* **SOURCE RECORDS**
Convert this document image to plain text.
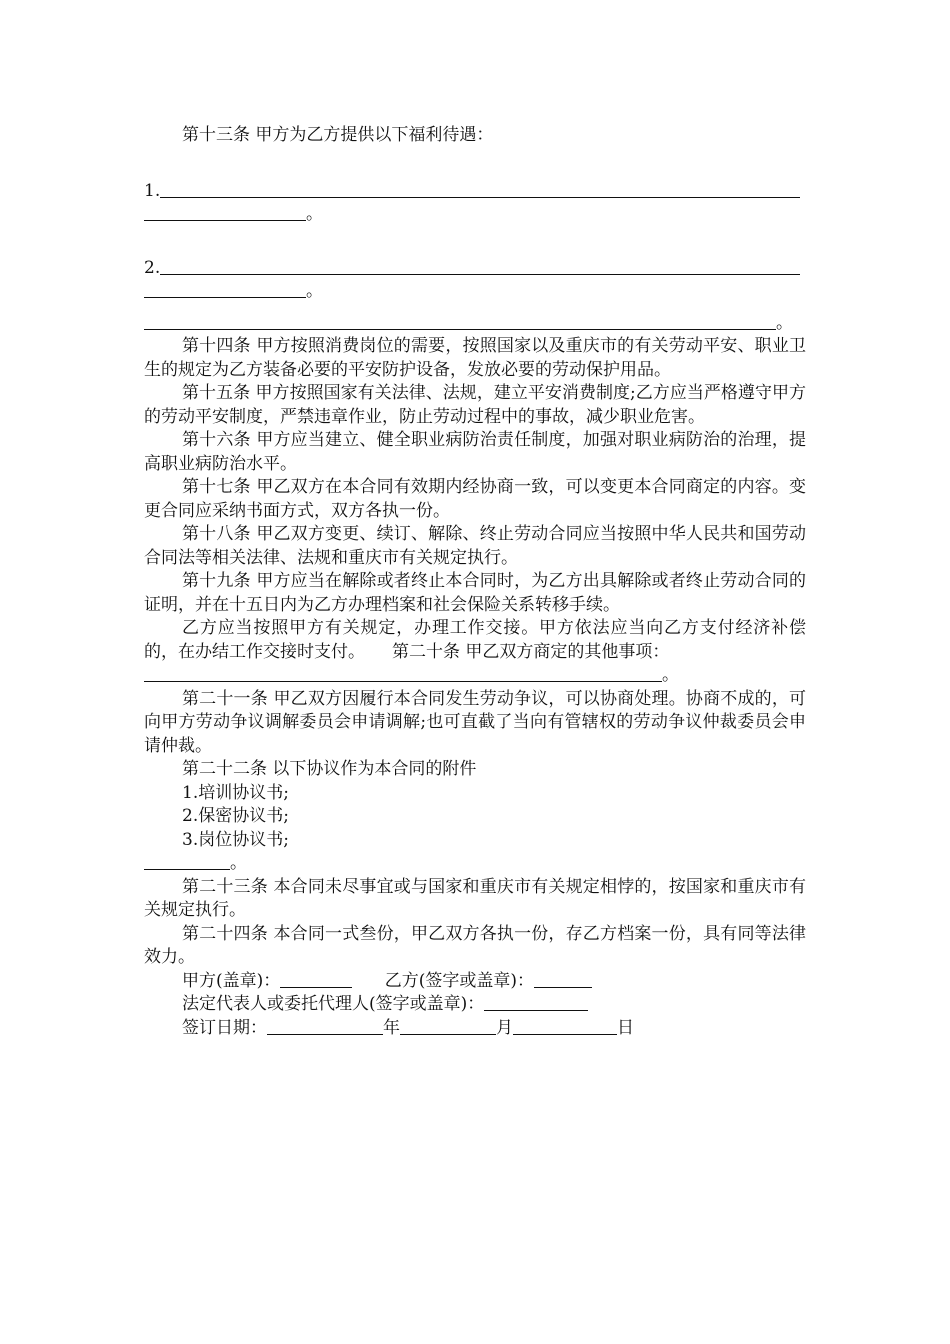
第十三条 甲方为乙方提供以下福利待遇：

1.

。

2.

。

。

第十四条 甲方按照消费岗位的需要，按照国家以及重庆市的有关劳动平安、职业卫生的规定为乙方装备必要的平安防护设备，发放必要的劳动保护用品。

第十五条 甲方按照国家有关法律、法规，建立平安消费制度;乙方应当严格遵守甲方的劳动平安制度，严禁违章作业，防止劳动过程中的事故，减少职业危害。

第十六条 甲方应当建立、健全职业病防治责任制度，加强对职业病防治的治理，提高职业病防治水平。

第十七条 甲乙双方在本合同有效期内经协商一致，可以变更本合同商定的内容。变更合同应采纳书面方式，双方各执一份。

第十八条 甲乙双方变更、续订、解除、终止劳动合同应当按照中华人民共和国劳动合同法等相关法律、法规和重庆市有关规定执行。

第十九条 甲方应当在解除或者终止本合同时，为乙方出具解除或者终止劳动合同的证明，并在十五日内为乙方办理档案和社会保险关系转移手续。

乙方应当按照甲方有关规定，办理工作交接。甲方依法应当向乙方支付经济补偿的，在办结工作交接时支付。 第二十条 甲乙双方商定的其他事项：

。

第二十一条 甲乙双方因履行本合同发生劳动争议，可以协商处理。协商不成的，可向甲方劳动争议调解委员会申请调解;也可直截了当向有管辖权的劳动争议仲裁委员会申请仲裁。

第二十二条 以下协议作为本合同的附件

1.培训协议书;

2.保密协议书;

3.岗位协议书;

。

第二十三条 本合同未尽事宜或与国家和重庆市有关规定相悖的，按国家和重庆市有关规定执行。

第二十四条 本合同一式叁份，甲乙双方各执一份，存乙方档案一份，具有同等法律效力。

甲方(盖章)：	乙方(签字或盖章)：

法定代表人或委托代理人(签字或盖章)：

签订日期：	年	月	日
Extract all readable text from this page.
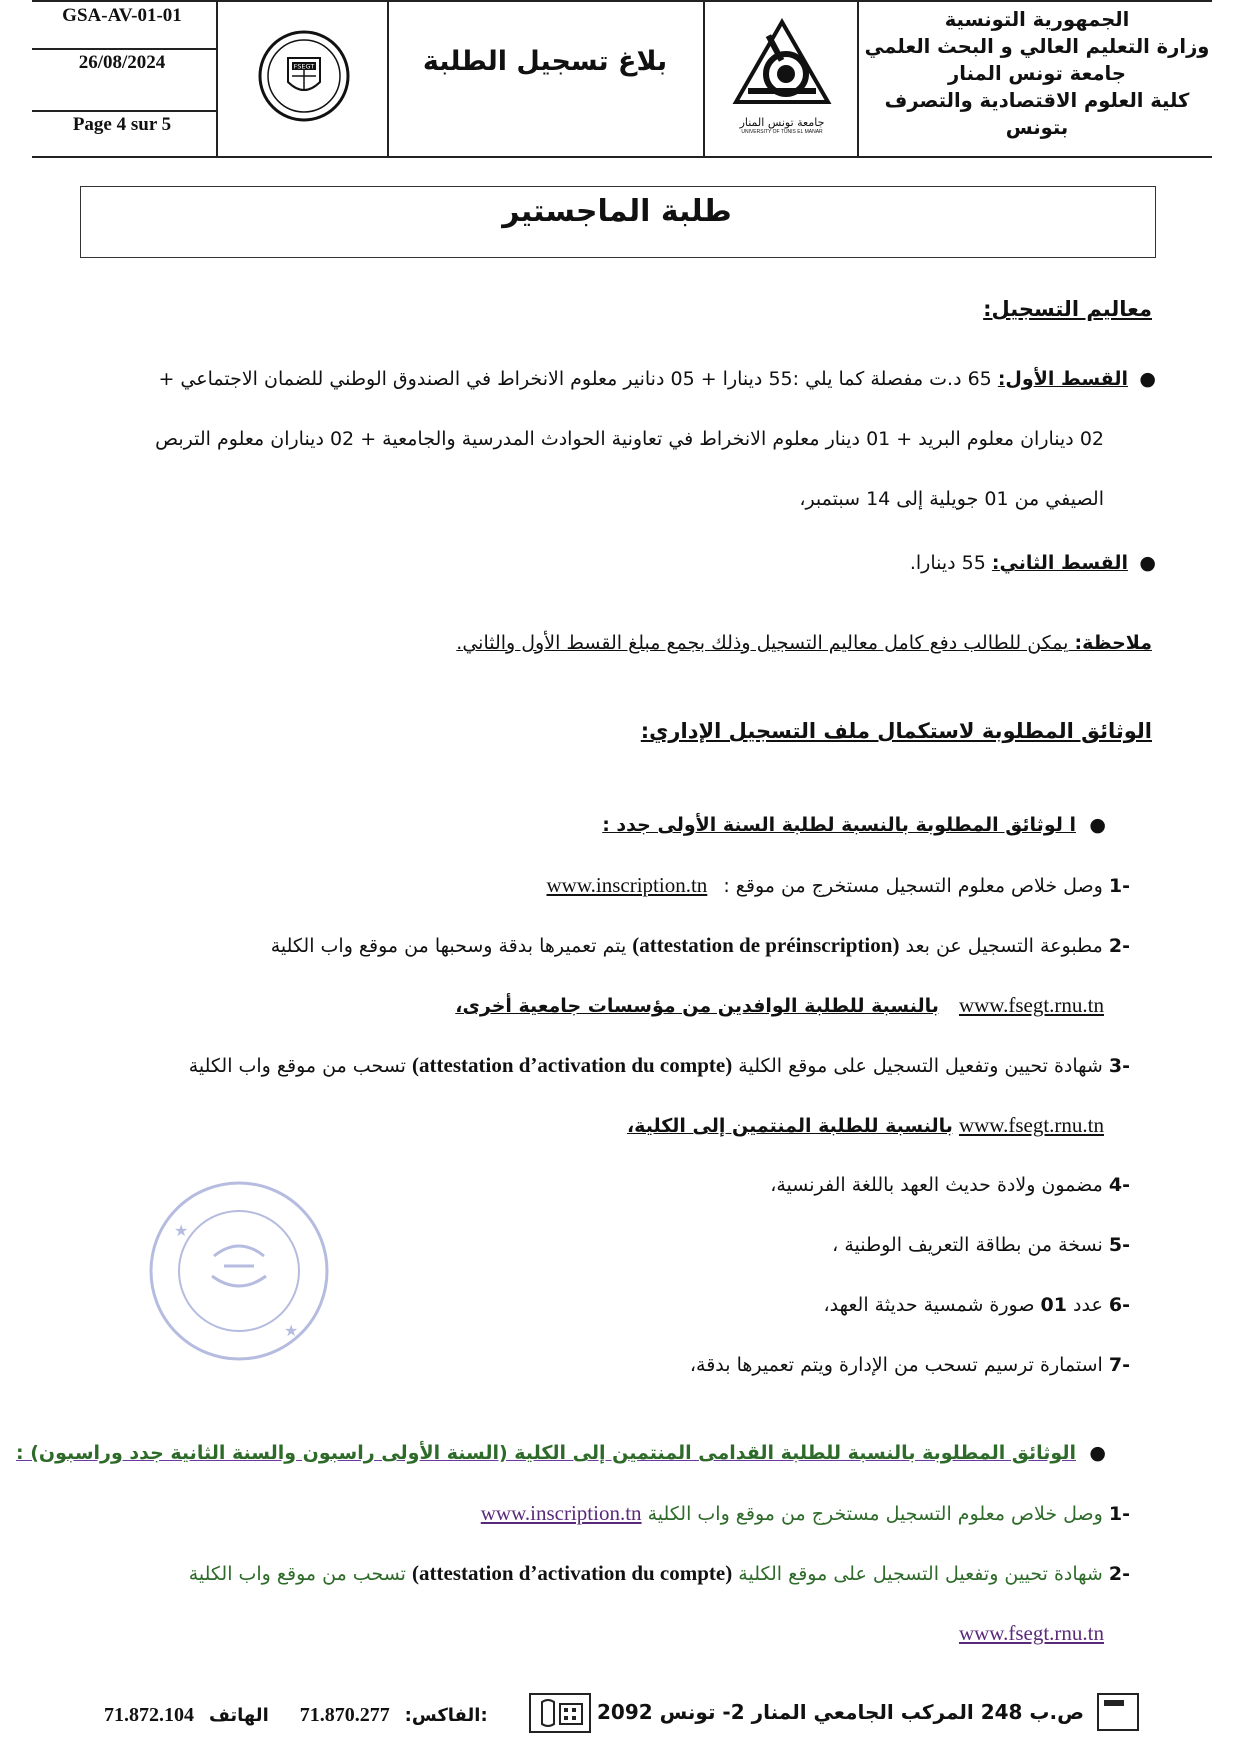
GSA-AV-01-01
26/08/2024
Page 4 sur 5
FSEGT	بلاغ تسجيل الطلبة
جامعة تونس المنار
UNIVERSITY OF TUNIS EL MANAR
الجمهورية التونسية
وزارة التعليم العالي و البحث العلمي
جامعة تونس المنار
كلية العلوم الاقتصادية والتصرف بتونس
طلبة الماجستير
معاليم التسجيل:
●
القسط الأول: 65 د.ت مفصلة كما يلي :55 دينارا + 05 دنانير معلوم الانخراط في الصندوق الوطني للضمان الاجتماعي +
02 ديناران معلوم البريد + 01 دينار معلوم الانخراط في تعاونية الحوادث المدرسية والجامعية + 02 ديناران معلوم التربص
الصيفي من 01 جويلية إلى 14 سبتمبر،
●
القسط الثاني: 55 دينارا.
ملاحظة: يمكن للطالب دفع كامل معاليم التسجيل وذلك بجمع مبلغ القسط الأول والثاني.
الوثائق المطلوبة لاستكمال ملف التسجيل الإداري:
●
ا لوثائق المطلوبة بالنسبة لطلبة السنة الأولى جدد :
-1 وصل خلاص معلوم التسجيل مستخرج من موقع : www.inscription.tn
-2 مطبوعة التسجيل عن بعد (attestation de préinscription) يتم تعميرها بدقة وسحبها من موقع واب الكلية
www.fsegt.rnu.tn بالنسبة للطلبة الوافدين من مؤسسات جامعية أخرى،
-3 شهادة تحيين وتفعيل التسجيل على موقع الكلية (attestation d’activation du compte) تسحب من موقع واب الكلية
www.fsegt.rnu.tn بالنسبة للطلبة المنتمين إلى الكلية،
-4 مضمون ولادة حديث العهد باللغة الفرنسية،
-5 نسخة من بطاقة التعريف الوطنية ،
-6 عدد 01 صورة شمسية حديثة العهد،
-7 استمارة ترسيم تسحب من الإدارة ويتم تعميرها بدقة،
★
★
●
الوثائق المطلوبة بالنسبة للطلبة القدامى المنتمين إلى الكلية (السنة الأولى راسبون والسنة الثانية جدد وراسبون) :
-1 وصل خلاص معلوم التسجيل مستخرج من موقع واب الكلية www.inscription.tn
-2 شهادة تحيين وتفعيل التسجيل على موقع الكلية (attestation d’activation du compte) تسحب من موقع واب الكلية
www.fsegt.rnu.tn
ص.ب 248 المركب الجامعي المنار 2- تونس 2092
71.872.104	الفاكس: 71.870.277 الهاتف:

* **EXERCISE BRIEF**
Search the entries for the string "بدقة" and collect each line that has it.

* **RESPONSE FOR THIS EXERCISE**
-2 مطبوعة التسجيل عن بعد (attestation de préinscription) يتم تعميرها بدقة وسحبها من موقع واب الكلية
-7 استمارة ترسيم تسحب من الإدارة ويتم تعميرها بدقة،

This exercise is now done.